• [Data to examine]
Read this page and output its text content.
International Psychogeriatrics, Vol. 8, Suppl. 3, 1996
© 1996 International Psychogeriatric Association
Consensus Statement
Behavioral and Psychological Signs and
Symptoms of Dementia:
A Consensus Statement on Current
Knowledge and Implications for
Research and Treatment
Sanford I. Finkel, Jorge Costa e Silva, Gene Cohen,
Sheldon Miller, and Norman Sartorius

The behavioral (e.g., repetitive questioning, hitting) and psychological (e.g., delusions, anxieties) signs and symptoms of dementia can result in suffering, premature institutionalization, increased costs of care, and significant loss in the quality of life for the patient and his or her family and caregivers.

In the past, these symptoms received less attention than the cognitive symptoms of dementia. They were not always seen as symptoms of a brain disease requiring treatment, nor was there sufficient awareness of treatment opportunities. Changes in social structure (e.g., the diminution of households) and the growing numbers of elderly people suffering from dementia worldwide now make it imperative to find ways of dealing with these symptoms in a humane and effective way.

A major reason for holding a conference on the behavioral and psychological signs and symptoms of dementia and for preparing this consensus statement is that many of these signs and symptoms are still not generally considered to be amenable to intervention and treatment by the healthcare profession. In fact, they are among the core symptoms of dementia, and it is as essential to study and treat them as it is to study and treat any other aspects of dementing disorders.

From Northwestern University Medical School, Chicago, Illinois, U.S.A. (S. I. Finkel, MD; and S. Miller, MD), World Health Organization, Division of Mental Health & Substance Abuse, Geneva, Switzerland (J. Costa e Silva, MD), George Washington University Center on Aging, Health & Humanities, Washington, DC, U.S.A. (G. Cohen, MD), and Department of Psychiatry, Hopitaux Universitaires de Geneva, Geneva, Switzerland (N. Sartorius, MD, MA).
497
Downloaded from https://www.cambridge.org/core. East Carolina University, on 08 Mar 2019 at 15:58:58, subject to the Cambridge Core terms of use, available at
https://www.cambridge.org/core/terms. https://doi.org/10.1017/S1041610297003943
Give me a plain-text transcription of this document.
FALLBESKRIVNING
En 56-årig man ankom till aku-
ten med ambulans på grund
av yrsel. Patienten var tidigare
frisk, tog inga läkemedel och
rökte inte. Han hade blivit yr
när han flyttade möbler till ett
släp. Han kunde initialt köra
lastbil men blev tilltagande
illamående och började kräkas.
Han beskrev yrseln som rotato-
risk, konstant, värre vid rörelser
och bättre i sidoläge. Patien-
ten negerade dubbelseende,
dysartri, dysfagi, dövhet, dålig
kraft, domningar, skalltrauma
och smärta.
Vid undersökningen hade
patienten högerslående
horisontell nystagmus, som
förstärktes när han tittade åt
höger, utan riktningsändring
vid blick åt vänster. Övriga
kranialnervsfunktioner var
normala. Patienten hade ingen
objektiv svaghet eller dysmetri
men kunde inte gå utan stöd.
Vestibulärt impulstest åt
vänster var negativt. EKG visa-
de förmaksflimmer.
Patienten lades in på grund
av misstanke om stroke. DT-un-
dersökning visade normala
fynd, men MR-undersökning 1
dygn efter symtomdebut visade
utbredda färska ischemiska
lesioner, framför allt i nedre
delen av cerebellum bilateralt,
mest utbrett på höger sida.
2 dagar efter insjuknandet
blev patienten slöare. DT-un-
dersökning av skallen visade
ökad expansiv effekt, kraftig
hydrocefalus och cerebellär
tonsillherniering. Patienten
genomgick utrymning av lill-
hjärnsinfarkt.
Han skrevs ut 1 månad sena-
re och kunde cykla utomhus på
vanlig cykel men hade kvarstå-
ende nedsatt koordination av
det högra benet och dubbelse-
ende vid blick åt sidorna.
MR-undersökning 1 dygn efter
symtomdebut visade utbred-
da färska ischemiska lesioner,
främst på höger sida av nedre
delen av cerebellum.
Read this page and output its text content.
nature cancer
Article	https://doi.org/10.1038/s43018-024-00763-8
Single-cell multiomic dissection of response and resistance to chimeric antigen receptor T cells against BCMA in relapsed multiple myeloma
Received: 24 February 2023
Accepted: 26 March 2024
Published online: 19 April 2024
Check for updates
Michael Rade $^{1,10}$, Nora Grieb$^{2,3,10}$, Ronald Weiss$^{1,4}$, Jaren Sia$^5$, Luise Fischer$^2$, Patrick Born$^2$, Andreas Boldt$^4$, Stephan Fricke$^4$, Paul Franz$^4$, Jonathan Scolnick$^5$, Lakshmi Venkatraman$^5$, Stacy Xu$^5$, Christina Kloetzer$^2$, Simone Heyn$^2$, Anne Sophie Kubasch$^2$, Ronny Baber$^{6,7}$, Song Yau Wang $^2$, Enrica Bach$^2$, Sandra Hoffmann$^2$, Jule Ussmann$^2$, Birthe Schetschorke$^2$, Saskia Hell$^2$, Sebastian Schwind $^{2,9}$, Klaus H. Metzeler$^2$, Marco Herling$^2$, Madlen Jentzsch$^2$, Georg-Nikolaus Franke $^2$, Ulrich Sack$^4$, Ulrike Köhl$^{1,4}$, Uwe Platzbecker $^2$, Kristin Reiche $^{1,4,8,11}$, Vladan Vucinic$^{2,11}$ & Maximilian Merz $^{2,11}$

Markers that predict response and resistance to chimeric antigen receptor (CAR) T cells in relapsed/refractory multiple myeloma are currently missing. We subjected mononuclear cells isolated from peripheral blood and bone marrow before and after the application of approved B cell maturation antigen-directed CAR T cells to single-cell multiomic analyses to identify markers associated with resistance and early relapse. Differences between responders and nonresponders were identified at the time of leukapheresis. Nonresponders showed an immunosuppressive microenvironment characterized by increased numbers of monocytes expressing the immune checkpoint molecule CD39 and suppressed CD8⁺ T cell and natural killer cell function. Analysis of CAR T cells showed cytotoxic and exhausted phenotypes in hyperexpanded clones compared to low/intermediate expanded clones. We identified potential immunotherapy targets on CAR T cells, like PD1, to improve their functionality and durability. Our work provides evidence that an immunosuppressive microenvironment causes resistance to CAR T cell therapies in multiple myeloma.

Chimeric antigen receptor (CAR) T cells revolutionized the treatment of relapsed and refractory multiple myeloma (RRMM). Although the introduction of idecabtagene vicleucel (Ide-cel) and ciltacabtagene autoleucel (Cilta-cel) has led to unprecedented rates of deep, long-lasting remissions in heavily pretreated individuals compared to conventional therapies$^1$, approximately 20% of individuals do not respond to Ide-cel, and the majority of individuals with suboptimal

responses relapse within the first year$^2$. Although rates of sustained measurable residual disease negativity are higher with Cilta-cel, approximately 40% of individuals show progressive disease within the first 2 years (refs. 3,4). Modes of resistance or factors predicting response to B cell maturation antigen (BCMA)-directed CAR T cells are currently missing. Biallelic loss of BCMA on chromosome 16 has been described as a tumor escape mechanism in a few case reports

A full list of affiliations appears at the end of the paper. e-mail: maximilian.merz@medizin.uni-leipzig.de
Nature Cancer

• [Problem] Respond with one number only: how many lines of the data contain "Sartorius".

• [Expected answer] 2